Drew Brooks: Challenge to Aid Semper Fi Fund
Drew Brooks (@DrewBrooks), Fayetteville Observer
Throughout the end of the year, every donation to the Semper Fi Fund will be matched by the Bob and Renee Parsons Foundation and GoDaddy as part of the 10 Makes 20 Matching Challenge. Funds raised will support wounded, critically ill, and injured service members and their families like Sgt. Cory Muzzy. Muzzy was injured in an artillery accident on Fort Bragg and the Semper Fi Fund has provided financial support to him and his family since the incident. Through the campaign, the Semper Fi Fund and America’s Fund could receive as much as $20 million to continue supporting service members like Muzzy. Learn more at –MC

This Lock Could be the Smartest Gun Safety Device Yet
Chris Weller (@chrisweller), Tech Insider
Guardian is a first-of-its-kind biometric trigger lock for handguns that prevents a firearm from being used by anyone except authorized users. Created by two Air Force veterans, the lock has the ability to prevent household accidents, especially those involving children. Veri-Fire has less than three weeks to raise about $80,000 through its Indiegogo crowdfunding campaign. Check it out and support the initiative here. –MC

The Source: Women in Combat
Paul Flahive (@paulflahive), Texas Public Radio
USMC Lieutenant Colonel Kate Germano, an advisor in her personal capacity for the Service Women’s Action Network, discussed the topic of women in combat with Texas Public Radio. Defense Secretary Ash Carter recently announced that all military positions would be opened to women. –MC

Quick Hits:

Joint Billet Requirements, Chain of Command Under Review
Andrew Tilghman (@andrewtilghman), Military Times
Defense Secretary Ash Carter has called for a review of the 1986 Goldwater-Nichols Act which redefined the department’s organizational structure. Officials say that Carter believes it is important to reevaluate and ensure that the DoD is working efficiently. –MC

Survivor Benefit Offset Needs Fix, Family Advocates Say
Leo Shane (@LeoShane), Military Times
Last week, The Military Coalition lobbied lawmakers to change aspects of the Defense Department’s Survivor Benefit Plan payouts and the Veterans Affairs Dependency and Indemnity Compensation Program. When a fallen service member qualifies for both programs, a family can lose up to $15,000 in payouts because of rules that prevent “double-dipping”. –MC

Good News: Federal Worker Morale has Finally Bottomed Out. Bad News: It’s Still Terrible.

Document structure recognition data
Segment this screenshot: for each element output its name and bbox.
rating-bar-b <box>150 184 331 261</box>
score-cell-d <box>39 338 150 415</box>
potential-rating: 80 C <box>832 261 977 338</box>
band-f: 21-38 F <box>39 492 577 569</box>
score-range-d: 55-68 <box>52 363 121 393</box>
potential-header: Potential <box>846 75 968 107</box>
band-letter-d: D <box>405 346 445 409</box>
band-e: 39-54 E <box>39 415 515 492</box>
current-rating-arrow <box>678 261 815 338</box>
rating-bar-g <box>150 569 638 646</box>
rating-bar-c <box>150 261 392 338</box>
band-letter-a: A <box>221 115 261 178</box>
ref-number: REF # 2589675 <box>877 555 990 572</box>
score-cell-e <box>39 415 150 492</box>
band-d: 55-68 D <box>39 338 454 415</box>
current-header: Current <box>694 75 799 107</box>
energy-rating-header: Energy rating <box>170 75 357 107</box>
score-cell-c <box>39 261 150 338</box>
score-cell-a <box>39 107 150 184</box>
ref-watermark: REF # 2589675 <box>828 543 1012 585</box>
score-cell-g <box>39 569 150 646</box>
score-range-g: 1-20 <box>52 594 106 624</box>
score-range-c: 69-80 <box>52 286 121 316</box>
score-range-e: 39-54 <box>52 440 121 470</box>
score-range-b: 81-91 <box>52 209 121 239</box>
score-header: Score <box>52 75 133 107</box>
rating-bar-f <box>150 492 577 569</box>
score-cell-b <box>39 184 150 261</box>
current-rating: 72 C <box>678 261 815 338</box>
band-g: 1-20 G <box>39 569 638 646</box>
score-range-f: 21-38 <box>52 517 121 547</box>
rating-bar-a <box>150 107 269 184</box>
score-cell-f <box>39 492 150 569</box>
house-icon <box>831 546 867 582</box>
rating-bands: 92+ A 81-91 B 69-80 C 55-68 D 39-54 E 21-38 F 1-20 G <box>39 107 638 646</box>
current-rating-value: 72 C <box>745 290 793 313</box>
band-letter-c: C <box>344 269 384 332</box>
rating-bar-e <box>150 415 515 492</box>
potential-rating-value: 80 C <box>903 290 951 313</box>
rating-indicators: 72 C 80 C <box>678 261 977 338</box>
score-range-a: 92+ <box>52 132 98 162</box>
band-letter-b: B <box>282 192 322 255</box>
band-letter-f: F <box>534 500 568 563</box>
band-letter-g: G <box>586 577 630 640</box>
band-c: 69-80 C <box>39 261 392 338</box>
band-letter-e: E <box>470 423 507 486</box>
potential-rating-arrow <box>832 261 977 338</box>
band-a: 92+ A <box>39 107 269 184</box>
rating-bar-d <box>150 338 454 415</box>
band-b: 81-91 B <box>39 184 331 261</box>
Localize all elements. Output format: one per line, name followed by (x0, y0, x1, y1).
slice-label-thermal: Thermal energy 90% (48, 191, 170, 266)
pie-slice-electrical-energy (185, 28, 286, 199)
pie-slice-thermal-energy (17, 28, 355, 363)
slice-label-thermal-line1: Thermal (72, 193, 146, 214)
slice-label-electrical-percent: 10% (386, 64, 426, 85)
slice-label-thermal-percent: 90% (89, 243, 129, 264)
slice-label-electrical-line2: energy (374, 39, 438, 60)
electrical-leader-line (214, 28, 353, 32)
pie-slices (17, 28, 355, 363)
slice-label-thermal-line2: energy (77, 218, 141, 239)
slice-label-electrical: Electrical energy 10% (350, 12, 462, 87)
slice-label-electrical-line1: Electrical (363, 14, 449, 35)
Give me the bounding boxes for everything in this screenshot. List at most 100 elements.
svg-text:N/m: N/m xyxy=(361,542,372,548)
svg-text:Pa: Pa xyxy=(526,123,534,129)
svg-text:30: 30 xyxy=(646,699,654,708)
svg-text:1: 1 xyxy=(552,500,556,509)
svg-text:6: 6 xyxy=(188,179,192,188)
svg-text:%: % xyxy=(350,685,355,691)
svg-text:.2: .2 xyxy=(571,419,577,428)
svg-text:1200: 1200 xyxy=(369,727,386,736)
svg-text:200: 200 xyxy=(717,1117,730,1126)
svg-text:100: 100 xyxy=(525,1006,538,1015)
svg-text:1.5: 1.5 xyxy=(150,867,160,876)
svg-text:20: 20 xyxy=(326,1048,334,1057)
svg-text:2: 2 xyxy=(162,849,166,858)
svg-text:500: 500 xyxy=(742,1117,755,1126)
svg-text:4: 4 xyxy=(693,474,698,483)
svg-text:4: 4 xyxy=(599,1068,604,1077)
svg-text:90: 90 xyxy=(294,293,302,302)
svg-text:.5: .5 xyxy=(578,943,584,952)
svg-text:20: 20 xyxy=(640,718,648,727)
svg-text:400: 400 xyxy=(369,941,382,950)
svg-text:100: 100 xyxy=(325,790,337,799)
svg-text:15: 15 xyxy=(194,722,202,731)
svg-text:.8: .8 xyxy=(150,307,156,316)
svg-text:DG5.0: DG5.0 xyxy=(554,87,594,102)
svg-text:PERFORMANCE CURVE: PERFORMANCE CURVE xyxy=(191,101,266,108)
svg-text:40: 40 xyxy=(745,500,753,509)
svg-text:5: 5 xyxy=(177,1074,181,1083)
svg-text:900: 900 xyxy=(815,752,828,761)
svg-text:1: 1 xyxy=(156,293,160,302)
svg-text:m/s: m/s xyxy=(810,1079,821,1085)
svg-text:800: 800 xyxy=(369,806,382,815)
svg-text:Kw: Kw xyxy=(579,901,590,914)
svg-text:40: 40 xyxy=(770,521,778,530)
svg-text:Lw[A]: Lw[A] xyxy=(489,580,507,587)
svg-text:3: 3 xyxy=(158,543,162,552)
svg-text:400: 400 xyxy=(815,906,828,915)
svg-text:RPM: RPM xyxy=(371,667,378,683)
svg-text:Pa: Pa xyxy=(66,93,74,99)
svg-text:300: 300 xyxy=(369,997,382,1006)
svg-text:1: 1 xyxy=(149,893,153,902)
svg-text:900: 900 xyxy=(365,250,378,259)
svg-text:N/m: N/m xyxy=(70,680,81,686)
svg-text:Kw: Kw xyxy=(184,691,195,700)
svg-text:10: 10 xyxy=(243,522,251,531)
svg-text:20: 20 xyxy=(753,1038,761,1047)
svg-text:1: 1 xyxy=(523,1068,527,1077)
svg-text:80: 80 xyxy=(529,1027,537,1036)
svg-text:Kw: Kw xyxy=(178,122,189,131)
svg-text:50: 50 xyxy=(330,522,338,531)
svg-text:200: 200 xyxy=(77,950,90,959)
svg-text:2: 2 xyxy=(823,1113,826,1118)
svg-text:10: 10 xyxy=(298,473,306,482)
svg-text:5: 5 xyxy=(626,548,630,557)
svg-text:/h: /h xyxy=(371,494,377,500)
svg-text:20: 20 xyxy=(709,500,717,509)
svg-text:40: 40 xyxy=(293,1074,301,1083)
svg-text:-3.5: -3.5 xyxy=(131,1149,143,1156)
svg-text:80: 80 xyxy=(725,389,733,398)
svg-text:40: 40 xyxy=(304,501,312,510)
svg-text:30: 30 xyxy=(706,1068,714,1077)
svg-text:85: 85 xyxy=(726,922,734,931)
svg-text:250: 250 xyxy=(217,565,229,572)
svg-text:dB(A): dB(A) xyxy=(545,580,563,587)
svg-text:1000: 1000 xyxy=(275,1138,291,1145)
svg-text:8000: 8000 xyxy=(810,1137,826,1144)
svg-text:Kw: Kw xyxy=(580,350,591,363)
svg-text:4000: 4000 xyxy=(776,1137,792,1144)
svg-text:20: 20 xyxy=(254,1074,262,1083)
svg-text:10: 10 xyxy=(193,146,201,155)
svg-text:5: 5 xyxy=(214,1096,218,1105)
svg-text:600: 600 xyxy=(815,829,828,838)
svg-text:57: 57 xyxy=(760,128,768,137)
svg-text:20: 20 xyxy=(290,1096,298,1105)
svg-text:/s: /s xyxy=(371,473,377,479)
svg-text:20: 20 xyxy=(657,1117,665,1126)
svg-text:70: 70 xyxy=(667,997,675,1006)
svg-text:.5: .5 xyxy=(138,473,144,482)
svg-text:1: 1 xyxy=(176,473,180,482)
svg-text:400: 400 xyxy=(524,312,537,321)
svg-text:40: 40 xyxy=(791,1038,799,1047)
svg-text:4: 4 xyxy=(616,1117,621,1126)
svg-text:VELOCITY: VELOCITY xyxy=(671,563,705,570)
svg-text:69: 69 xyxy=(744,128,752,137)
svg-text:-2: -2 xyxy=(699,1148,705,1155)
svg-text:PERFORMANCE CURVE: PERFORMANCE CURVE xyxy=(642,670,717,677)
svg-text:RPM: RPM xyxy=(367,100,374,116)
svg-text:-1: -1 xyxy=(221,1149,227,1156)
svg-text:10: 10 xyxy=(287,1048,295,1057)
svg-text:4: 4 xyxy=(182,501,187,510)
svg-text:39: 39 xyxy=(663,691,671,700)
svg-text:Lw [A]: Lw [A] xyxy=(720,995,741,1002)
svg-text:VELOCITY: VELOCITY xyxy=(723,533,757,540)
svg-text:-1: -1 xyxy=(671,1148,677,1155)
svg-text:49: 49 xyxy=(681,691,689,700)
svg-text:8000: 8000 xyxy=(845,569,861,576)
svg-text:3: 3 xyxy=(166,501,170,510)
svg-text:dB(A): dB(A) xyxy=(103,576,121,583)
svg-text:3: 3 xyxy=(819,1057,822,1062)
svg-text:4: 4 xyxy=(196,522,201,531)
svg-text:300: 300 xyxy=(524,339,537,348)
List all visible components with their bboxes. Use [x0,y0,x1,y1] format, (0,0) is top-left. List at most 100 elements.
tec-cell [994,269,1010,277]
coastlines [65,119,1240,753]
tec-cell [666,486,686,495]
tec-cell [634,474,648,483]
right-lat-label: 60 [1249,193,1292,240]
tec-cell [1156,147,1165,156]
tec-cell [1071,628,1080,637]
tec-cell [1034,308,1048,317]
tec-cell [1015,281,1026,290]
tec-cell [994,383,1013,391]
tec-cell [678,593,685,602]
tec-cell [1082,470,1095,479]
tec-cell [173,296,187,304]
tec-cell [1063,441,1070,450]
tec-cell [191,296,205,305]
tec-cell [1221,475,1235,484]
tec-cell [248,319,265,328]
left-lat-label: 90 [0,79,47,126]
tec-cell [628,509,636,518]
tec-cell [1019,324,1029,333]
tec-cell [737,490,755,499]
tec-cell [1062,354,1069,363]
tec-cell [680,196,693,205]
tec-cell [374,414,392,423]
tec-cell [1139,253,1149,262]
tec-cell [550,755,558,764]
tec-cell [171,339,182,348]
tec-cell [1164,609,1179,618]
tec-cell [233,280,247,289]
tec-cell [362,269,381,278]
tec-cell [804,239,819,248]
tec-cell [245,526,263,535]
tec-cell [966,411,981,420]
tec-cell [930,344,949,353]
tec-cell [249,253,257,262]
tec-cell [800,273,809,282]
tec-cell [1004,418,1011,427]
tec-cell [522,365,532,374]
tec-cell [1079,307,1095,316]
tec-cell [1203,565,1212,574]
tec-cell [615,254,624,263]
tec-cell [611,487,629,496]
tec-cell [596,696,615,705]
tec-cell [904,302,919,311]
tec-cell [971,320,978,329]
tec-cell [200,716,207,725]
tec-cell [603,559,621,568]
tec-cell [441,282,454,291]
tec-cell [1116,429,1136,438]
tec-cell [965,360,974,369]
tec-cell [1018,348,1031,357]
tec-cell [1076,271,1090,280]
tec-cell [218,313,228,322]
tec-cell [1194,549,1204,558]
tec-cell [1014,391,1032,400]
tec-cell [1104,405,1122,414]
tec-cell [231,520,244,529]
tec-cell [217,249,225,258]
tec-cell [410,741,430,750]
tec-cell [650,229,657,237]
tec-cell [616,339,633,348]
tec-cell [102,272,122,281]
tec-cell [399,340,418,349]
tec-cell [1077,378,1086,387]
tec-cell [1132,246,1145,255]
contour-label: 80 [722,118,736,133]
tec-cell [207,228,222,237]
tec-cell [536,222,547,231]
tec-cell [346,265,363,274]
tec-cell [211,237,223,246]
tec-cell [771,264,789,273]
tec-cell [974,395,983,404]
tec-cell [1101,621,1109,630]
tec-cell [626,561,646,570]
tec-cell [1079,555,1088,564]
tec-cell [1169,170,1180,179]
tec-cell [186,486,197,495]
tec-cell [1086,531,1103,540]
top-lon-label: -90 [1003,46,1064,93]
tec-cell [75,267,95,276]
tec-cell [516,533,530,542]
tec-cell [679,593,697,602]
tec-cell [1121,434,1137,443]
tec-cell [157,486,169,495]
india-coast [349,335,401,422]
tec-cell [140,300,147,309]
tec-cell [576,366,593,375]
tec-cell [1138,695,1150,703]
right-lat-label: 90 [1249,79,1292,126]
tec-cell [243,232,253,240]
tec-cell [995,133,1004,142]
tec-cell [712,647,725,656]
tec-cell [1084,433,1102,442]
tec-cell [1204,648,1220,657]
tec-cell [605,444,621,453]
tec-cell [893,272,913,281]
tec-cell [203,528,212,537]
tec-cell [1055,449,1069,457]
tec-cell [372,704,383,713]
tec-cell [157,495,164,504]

Exercises to complete:
a – According to the news digest, who matches every donation to the Semper Fi Fund through the end of the year?
b – Carry on the military news digest from its last line.
This material has no connection to the news digest.

Answers in order:
a – The Bob and Renee Parsons Foundation and GoDaddy.

b –
Lisa Rein (@reinlwapo), The Washington Post
A new survey released last week on job satisfaction within the Secret Service reflected a trend of low morale among government employees across agencies. Morale began to drop in 2010 when our nation faced sequestration. Many employees said that they were not recognized for hard work and poor performance goes unpunished. The Department of Veterans Affairs and the Army are in the bottom ranking among large agencies in terms of employee satisfaction. –MC

Tradeshows & Conferences

No major tradeshows or conferences this week.

Congressional Hearings


Veterans’ Affairs: Keeping the Promise for Arizona Veterans: The VA Choice Card, Management, Accountability and Phoenix VA Medical Center When: 11:00 AM, Monday, December 14, 2015 Where: Gilbert Town Hall, 50 Civic Center Drive, Gilbert, Arizona

Armed Services: Nominations – Murphy, Davidson & Disbrow Who: Honorable Patrick J. Murphy, to be Under Secretary Of The Army, Dr. Janine Anne Davidson to be Under Secretary Of The Navy, Honorable Lisa S. Disbrow, to be Under Secretary Of The Air Force When: 9:30 AM, Tuesday, December 15, 2015 Where: G50 Dirksen

Veterans’ Affairs: Is Transition Assistance on Track? When: 2:30 PM, Tuesday, December 15, 2015 Where: 418 Russell

Think Tanks & Other Events

No events this week.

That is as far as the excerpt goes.